### MATERIAL FOR THIS TASK:
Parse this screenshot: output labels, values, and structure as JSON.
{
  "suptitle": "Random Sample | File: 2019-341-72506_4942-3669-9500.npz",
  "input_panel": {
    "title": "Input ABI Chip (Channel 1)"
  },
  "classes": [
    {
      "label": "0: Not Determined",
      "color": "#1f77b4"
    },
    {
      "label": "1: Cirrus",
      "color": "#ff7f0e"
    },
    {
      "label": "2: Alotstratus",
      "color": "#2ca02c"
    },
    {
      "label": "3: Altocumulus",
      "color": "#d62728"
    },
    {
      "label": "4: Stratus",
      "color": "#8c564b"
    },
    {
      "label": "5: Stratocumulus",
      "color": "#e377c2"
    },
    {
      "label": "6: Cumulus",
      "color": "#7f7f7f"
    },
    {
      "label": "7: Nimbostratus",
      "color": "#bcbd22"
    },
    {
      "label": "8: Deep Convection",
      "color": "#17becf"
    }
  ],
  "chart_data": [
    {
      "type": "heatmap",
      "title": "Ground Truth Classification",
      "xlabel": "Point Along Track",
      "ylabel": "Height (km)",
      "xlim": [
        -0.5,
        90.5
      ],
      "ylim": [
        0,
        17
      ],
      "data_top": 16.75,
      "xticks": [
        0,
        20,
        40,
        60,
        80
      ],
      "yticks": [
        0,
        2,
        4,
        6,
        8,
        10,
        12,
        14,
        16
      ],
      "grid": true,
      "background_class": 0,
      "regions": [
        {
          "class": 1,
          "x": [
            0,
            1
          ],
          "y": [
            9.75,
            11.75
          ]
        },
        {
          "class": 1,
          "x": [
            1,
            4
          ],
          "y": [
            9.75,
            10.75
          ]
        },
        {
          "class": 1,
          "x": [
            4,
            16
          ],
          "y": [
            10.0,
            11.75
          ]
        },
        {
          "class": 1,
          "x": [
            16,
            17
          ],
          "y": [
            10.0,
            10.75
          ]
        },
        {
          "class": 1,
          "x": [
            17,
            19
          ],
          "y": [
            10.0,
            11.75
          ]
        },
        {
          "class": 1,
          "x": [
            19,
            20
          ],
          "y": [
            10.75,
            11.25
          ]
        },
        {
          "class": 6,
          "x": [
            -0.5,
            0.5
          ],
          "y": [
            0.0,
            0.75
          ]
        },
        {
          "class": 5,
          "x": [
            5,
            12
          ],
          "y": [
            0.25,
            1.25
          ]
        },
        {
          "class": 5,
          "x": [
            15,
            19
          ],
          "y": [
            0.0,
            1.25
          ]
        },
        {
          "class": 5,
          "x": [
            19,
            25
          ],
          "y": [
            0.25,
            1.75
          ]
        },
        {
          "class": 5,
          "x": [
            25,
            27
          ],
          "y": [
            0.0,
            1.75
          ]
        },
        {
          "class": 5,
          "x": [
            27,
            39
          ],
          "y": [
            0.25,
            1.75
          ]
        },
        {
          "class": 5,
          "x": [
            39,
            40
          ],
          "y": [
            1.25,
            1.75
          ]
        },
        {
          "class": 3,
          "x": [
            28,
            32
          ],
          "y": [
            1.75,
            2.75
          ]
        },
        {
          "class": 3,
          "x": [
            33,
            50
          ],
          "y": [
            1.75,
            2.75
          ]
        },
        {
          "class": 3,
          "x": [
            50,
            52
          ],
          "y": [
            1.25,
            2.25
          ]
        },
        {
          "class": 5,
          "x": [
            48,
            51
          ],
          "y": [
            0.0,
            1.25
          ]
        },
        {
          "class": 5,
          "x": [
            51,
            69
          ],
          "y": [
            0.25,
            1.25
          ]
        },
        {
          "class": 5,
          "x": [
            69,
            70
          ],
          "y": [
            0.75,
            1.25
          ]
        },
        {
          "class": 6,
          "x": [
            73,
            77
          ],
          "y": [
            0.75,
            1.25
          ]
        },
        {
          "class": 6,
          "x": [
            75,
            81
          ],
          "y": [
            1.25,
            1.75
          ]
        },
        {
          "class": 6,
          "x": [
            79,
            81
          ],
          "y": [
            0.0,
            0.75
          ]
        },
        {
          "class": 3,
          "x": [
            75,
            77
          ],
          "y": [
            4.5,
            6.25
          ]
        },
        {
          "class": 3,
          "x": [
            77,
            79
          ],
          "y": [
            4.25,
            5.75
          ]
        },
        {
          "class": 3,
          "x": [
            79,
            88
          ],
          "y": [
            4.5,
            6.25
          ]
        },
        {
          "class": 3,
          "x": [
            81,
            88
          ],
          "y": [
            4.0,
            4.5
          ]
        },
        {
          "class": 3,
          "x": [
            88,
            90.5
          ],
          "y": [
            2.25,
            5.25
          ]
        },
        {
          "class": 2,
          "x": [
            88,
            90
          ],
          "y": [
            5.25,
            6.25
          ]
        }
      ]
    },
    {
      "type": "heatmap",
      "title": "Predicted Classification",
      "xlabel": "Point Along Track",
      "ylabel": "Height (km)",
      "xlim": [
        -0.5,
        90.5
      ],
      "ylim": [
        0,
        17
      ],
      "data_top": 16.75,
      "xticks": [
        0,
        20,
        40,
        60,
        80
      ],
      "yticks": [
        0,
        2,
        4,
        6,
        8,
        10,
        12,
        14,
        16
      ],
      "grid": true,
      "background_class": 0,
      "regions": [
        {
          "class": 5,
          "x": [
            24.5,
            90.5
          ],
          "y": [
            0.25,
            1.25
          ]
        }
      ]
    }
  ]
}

### TASK TO CARRY OUT:
Output the entries exactly.

### TASK RESPONSE:
Parse this screenshot: output labels, values, and structure as JSON.
{
  "suptitle": "Random Sample | File: 2019-341-72506_4942-3669-9500.npz",
  "input_panel": {
    "title": "Input ABI Chip (Channel 1)"
  },
  "classes": [
    {
      "label": "0: Not Determined",
      "color": "#1f77b4"
    },
    {
      "label": "1: Cirrus",
      "color": "#ff7f0e"
    },
    {
      "label": "2: Alotstratus",
      "color": "#2ca02c"
    },
    {
      "label": "3: Altocumulus",
      "color": "#d62728"
    },
    {
      "label": "4: Stratus",
      "color": "#8c564b"
    },
    {
      "label": "5: Stratocumulus",
      "color": "#e377c2"
    },
    {
      "label": "6: Cumulus",
      "color": "#7f7f7f"
    },
    {
      "label": "7: Nimbostratus",
      "color": "#bcbd22"
    },
    {
      "label": "8: Deep Convection",
      "color": "#17becf"
    }
  ],
  "chart_data": [
    {
      "type": "heatmap",
      "title": "Ground Truth Classification",
      "xlabel": "Point Along Track",
      "ylabel": "Height (km)",
      "xlim": [
        -0.5,
        90.5
      ],
      "ylim": [
        0,
        17
      ],
      "data_top": 16.75,
      "xticks": [
        0,
        20,
        40,
        60,
        80
      ],
      "yticks": [
        0,
        2,
        4,
        6,
        8,
        10,
        12,
        14,
        16
      ],
      "grid": true,
      "background_class": 0,
      "regions": [
        {
          "class": 1,
          "x": [
            0,
            1
          ],
          "y": [
            9.75,
            11.75
          ]
        },
        {
          "class": 1,
          "x": [
            1,
            4
          ],
          "y": [
            9.75,
            10.75
          ]
        },
        {
          "class": 1,
          "x": [
            4,
            16
          ],
          "y": [
            10.0,
            11.75
          ]
        },
        {
          "class": 1,
          "x": [
            16,
            17
          ],
          "y": [
            10.0,
            10.75
          ]
        },
        {
          "class": 1,
          "x": [
            17,
            19
          ],
          "y": [
            10.0,
            11.75
          ]
        },
        {
          "class": 1,
          "x": [
            19,
            20
          ],
          "y": [
            10.75,
            11.25
          ]
        },
        {
          "class": 6,
          "x": [
            -0.5,
            0.5
          ],
          "y": [
            0.0,
            0.75
          ]
        },
        {
          "class": 5,
          "x": [
            5,
            12
          ],
          "y": [
            0.25,
            1.25
          ]
        },
        {
          "class": 5,
          "x": [
            15,
            19
          ],
          "y": [
            0.0,
            1.25
          ]
        },
        {
          "class": 5,
          "x": [
            19,
            25
          ],
          "y": [
            0.25,
            1.75
          ]
        },
        {
          "class": 5,
          "x": [
            25,
            27
          ],
          "y": [
            0.0,
            1.75
          ]
        },
        {
          "class": 5,
          "x": [
            27,
            39
          ],
          "y": [
            0.25,
            1.75
          ]
        },
        {
          "class": 5,
          "x": [
            39,
            40
          ],
          "y": [
            1.25,
            1.75
          ]
        },
        {
          "class": 3,
          "x": [
            28,
            32
          ],
          "y": [
            1.75,
            2.75
          ]
        },
        {
          "class": 3,
          "x": [
            33,
            50
          ],
          "y": [
            1.75,
            2.75
          ]
        },
        {
          "class": 3,
          "x": [
            50,
            52
          ],
          "y": [
            1.25,
            2.25
          ]
        },
        {
          "class": 5,
          "x": [
            48,
            51
          ],
          "y": [
            0.0,
            1.25
          ]
        },
        {
          "class": 5,
          "x": [
            51,
            69
          ],
          "y": [
            0.25,
            1.25
          ]
        },
        {
          "class": 5,
          "x": [
            69,
            70
          ],
          "y": [
            0.75,
            1.25
          ]
        },
        {
          "class": 6,
          "x": [
            73,
            77
          ],
          "y": [
            0.75,
            1.25
          ]
        },
        {
          "class": 6,
          "x": [
            75,
            81
          ],
          "y": [
            1.25,
            1.75
          ]
        },
        {
          "class": 6,
          "x": [
            79,
            81
          ],
          "y": [
            0.0,
            0.75
          ]
        },
        {
          "class": 3,
          "x": [
            75,
            77
          ],
          "y": [
            4.5,
            6.25
          ]
        },
        {
          "class": 3,
          "x": [
            77,
            79
          ],
          "y": [
            4.25,
            5.75
          ]
        },
        {
          "class": 3,
          "x": [
            79,
            88
          ],
          "y": [
            4.5,
            6.25
          ]
        },
        {
          "class": 3,
          "x": [
            81,
            88
          ],
          "y": [
            4.0,
            4.5
          ]
        },
        {
          "class": 3,
          "x": [
            88,
            90.5
          ],
          "y": [
            2.25,
            5.25
          ]
        },
        {
          "class": 2,
          "x": [
            88,
            90
          ],
          "y": [
            5.25,
            6.25
          ]
        }
      ]
    },
    {
      "type": "heatmap",
      "title": "Predicted Classification",
      "xlabel": "Point Along Track",
      "ylabel": "Height (km)",
      "xlim": [
        -0.5,
        90.5
      ],
      "ylim": [
        0,
        17
      ],
      "data_top": 16.75,
      "xticks": [
        0,
        20,
        40,
        60,
        80
      ],
      "yticks": [
        0,
        2,
        4,
        6,
        8,
        10,
        12,
        14,
        16
      ],
      "grid": true,
      "background_class": 0,
      "regions": [
        {
          "class": 5,
          "x": [
            24.5,
            90.5
          ],
          "y": [
            0.25,
            1.25
          ]
        }
      ]
    }
  ]
}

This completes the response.